[Data excerpts]

-- BEGIN --

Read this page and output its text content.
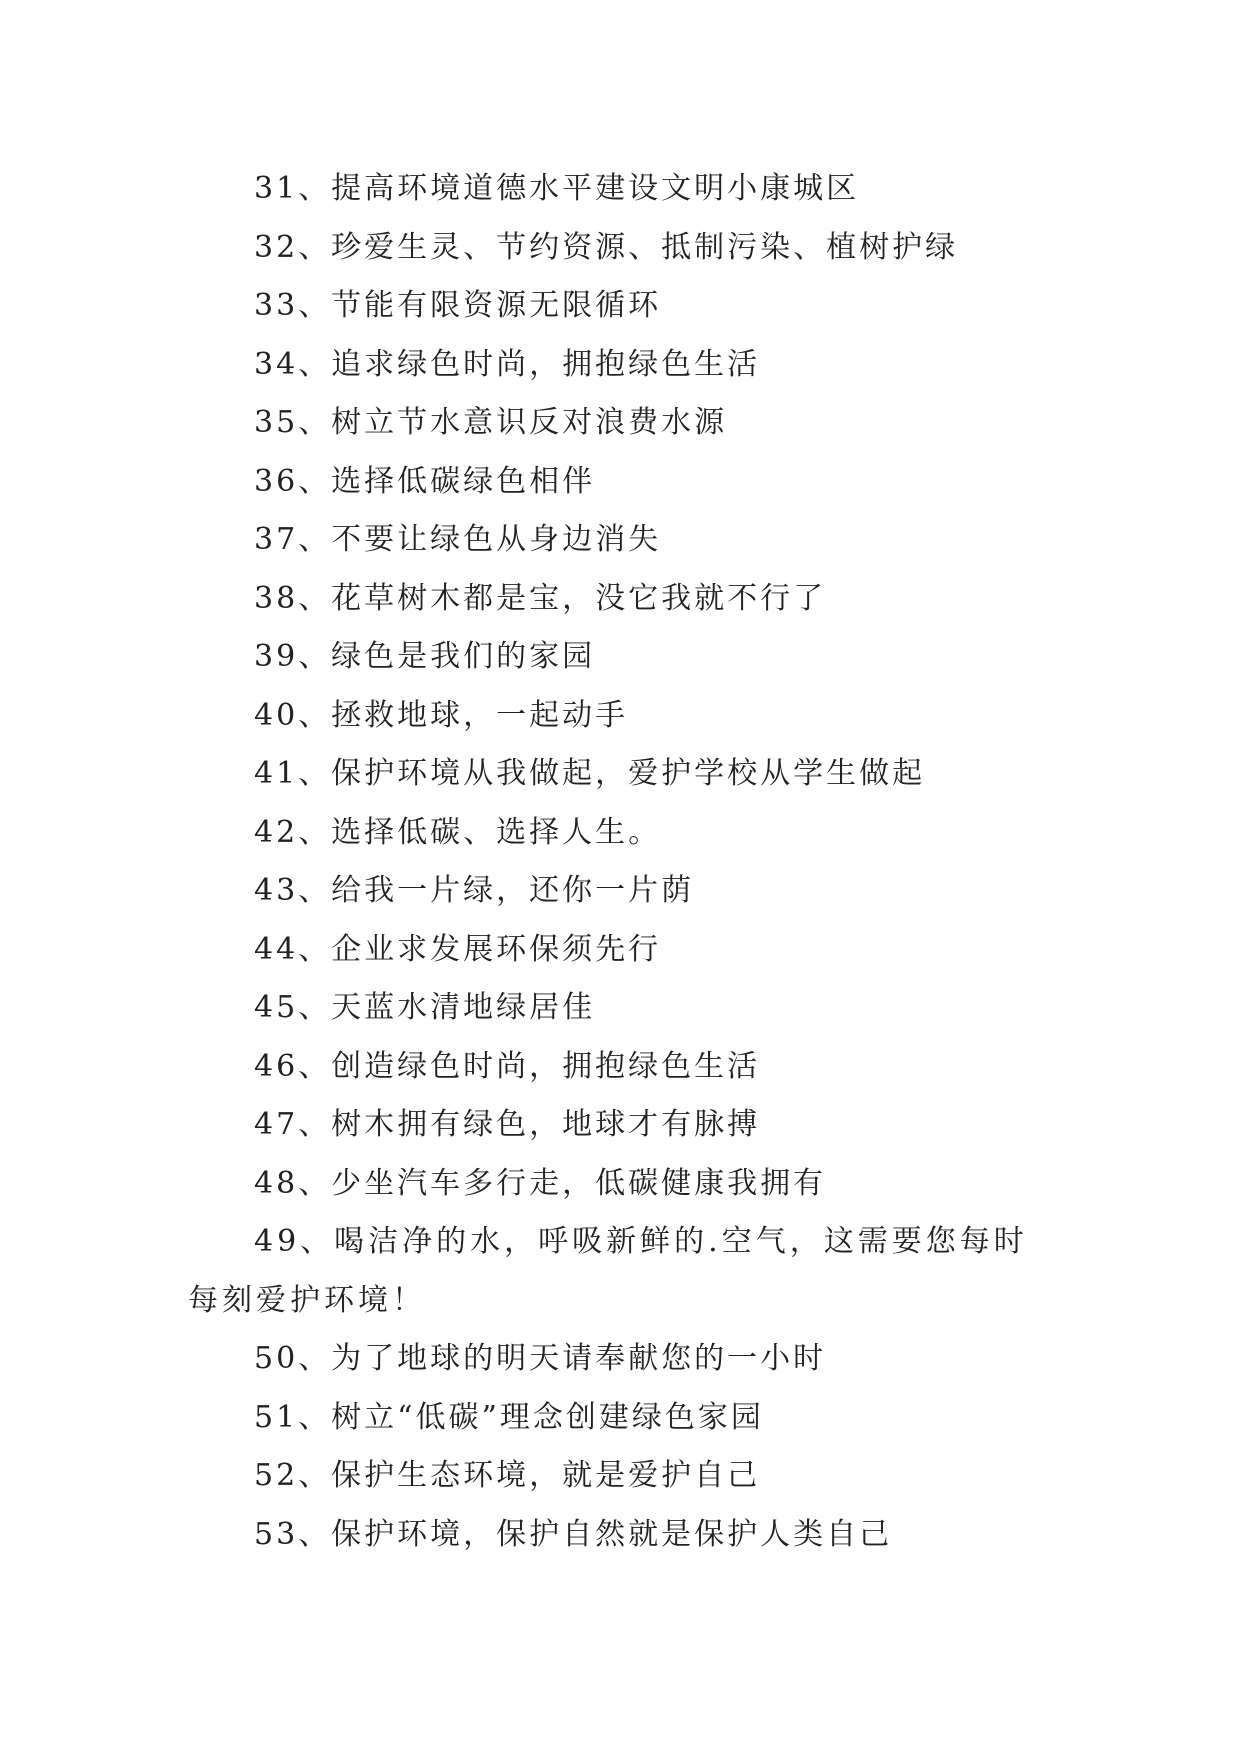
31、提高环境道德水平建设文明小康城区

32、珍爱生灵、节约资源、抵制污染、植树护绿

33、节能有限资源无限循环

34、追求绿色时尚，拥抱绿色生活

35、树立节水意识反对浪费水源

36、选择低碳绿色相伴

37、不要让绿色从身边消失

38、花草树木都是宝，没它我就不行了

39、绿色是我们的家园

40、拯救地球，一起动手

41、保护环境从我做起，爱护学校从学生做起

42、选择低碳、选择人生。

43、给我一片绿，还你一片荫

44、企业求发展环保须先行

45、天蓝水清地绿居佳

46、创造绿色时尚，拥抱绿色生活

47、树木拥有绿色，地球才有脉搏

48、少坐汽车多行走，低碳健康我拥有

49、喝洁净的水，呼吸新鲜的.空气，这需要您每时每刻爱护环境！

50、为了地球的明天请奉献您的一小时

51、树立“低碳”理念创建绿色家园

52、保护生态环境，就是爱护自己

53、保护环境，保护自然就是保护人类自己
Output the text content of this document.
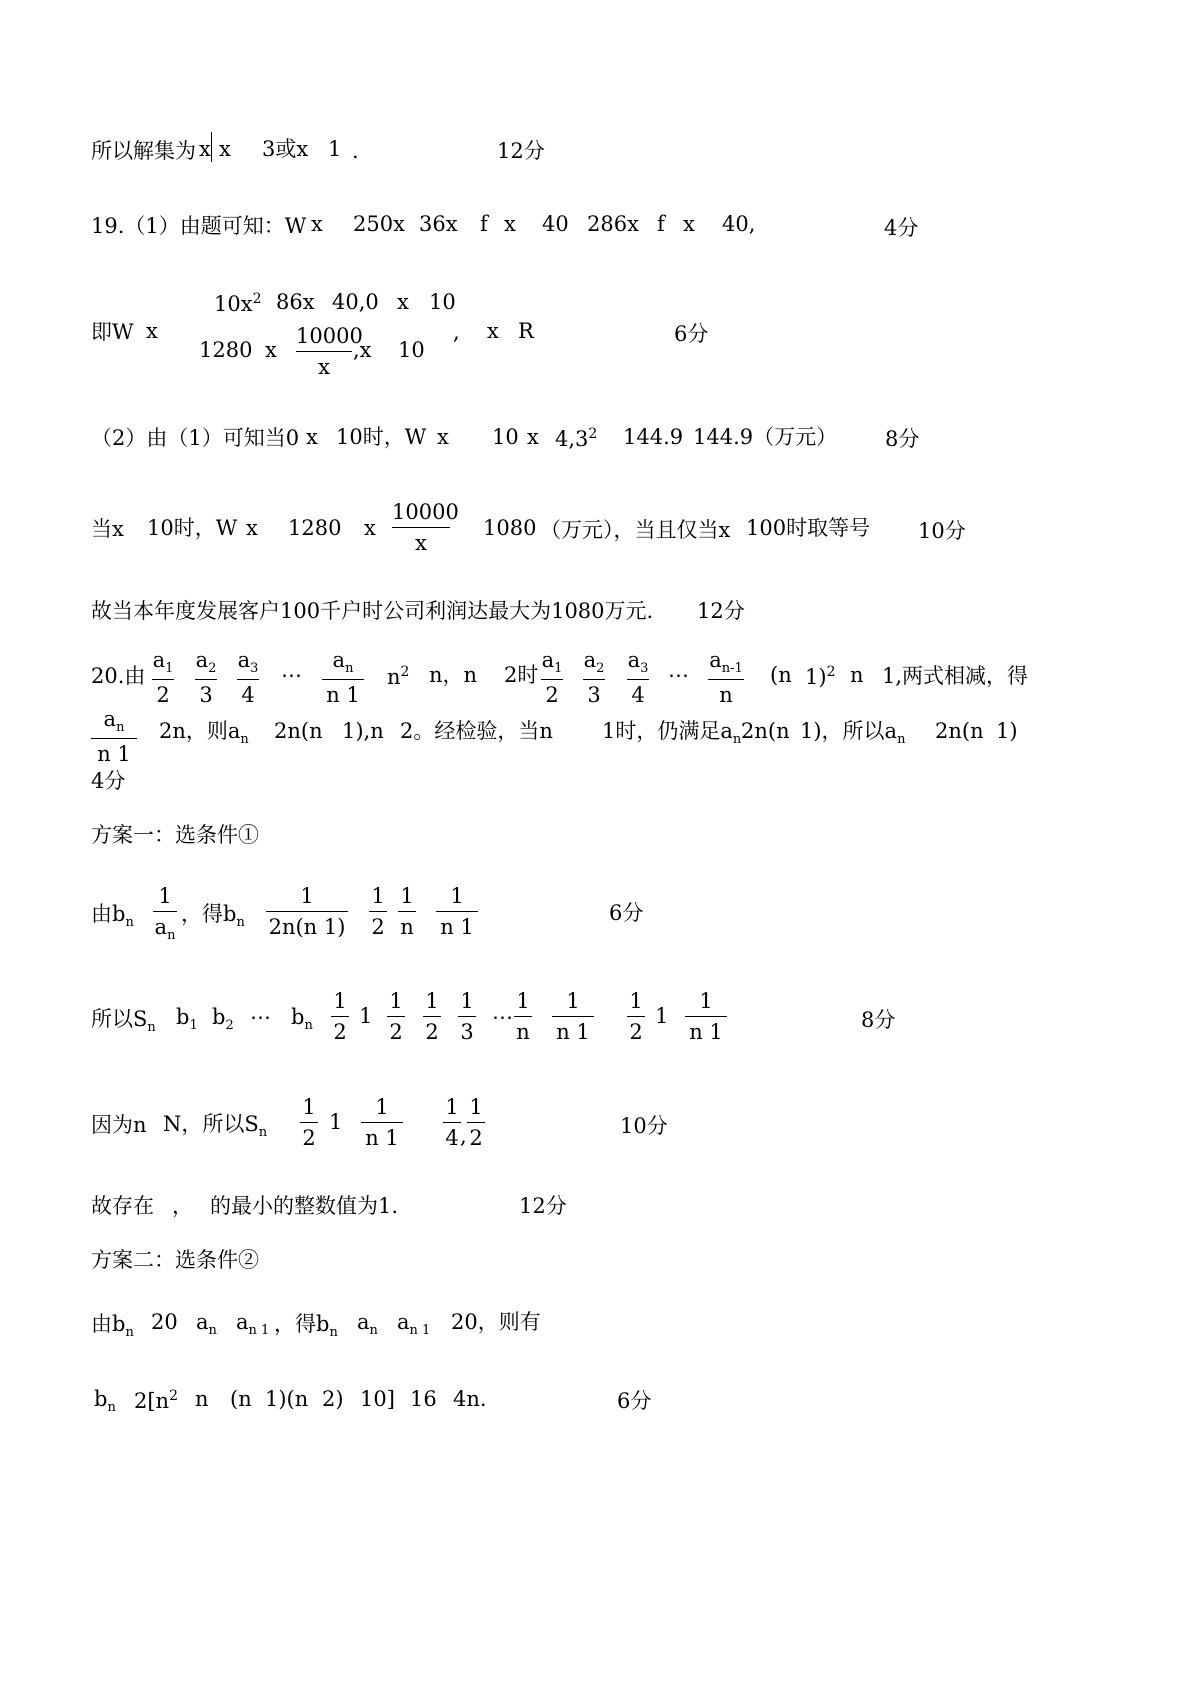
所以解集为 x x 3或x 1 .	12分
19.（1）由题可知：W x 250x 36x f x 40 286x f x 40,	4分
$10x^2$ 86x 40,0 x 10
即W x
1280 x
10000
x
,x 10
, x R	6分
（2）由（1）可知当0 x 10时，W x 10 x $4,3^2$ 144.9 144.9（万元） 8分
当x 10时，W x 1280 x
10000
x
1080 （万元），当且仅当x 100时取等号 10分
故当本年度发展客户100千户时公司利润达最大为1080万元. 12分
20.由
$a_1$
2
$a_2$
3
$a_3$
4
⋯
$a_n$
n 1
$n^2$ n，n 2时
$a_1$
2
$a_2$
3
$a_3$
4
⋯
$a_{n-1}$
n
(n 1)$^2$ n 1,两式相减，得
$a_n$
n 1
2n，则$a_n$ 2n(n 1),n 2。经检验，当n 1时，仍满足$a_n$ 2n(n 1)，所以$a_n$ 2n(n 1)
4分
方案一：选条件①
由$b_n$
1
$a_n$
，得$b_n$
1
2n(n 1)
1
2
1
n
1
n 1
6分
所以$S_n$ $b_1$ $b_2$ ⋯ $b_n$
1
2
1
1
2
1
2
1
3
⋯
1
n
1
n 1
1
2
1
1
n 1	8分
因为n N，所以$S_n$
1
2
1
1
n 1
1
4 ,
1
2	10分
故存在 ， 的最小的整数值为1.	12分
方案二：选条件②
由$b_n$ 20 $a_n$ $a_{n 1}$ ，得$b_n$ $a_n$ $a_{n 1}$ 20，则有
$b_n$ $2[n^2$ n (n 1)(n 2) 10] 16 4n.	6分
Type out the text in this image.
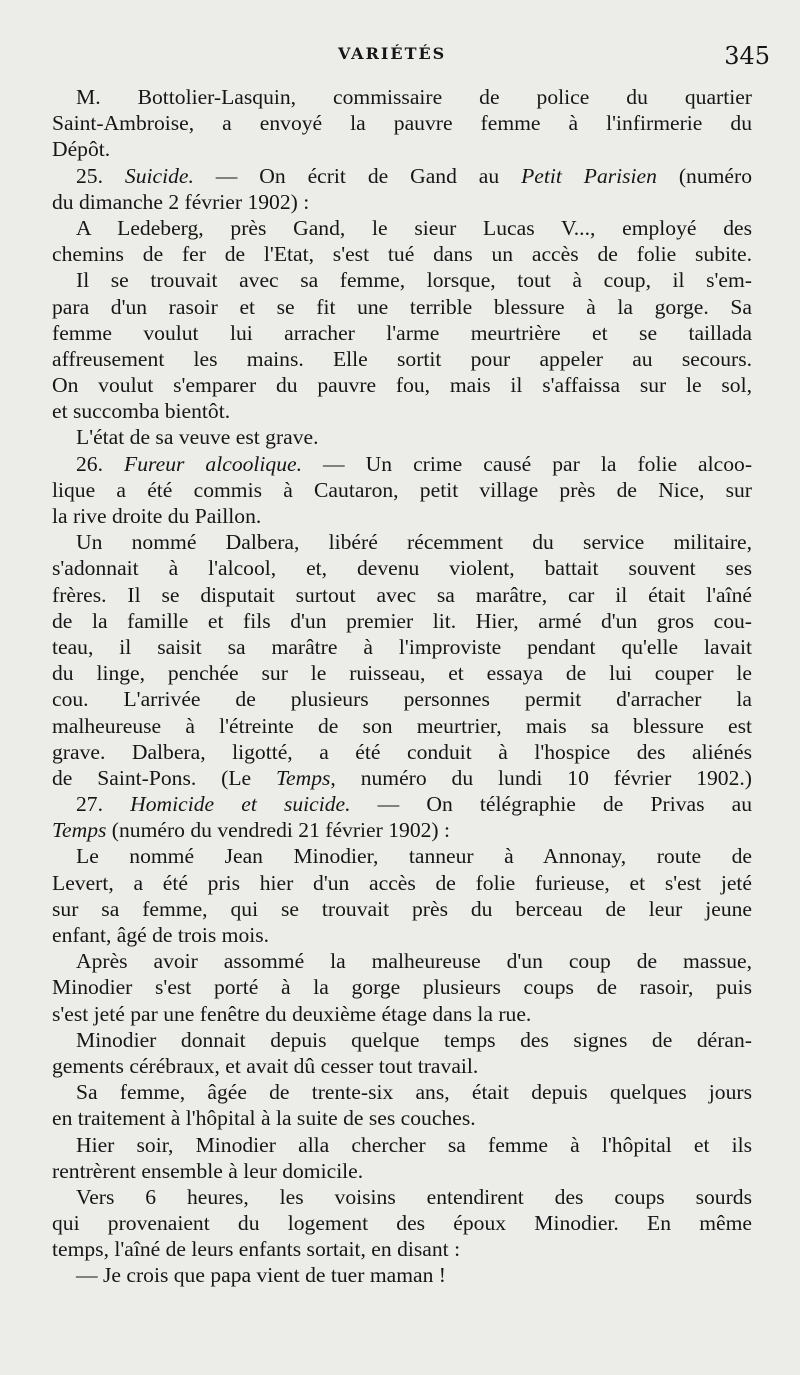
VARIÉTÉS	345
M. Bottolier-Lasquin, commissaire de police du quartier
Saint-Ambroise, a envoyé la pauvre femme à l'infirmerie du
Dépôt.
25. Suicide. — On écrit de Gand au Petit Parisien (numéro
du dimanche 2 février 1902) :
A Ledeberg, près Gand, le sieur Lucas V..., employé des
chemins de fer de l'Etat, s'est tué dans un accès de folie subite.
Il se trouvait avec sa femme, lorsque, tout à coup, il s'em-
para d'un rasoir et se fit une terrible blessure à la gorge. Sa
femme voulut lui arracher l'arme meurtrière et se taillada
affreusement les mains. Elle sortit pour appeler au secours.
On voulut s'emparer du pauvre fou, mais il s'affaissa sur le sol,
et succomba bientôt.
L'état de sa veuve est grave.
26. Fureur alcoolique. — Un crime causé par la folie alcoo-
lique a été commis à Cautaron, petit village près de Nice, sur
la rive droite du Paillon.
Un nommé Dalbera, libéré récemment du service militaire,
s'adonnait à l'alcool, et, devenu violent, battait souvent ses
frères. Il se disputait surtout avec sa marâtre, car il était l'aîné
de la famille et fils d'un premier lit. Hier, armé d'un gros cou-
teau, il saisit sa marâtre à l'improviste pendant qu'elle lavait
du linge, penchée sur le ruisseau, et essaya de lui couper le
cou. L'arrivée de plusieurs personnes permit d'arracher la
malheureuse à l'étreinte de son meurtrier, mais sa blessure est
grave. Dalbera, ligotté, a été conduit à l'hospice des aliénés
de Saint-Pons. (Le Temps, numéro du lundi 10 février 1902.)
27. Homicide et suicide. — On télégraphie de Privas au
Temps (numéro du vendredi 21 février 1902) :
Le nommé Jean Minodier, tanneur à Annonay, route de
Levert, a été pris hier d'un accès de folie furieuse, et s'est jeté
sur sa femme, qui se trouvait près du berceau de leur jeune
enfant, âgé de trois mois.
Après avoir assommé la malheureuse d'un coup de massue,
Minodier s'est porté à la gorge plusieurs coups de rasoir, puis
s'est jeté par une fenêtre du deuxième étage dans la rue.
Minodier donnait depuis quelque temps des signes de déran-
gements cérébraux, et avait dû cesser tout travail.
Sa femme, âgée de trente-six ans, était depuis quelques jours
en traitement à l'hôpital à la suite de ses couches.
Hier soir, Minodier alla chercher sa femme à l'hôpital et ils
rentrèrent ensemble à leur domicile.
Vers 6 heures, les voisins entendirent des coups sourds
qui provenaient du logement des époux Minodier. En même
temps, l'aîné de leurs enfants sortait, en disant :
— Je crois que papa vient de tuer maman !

-- END --

◆ **Written problem**:
Search the entries for the word "rasoir", then list each line that holds it.

◆ **Written response**:
para d'un rasoir et se fit une terrible blessure à la gorge. Sa
Minodier s'est porté à la gorge plusieurs coups de rasoir, puis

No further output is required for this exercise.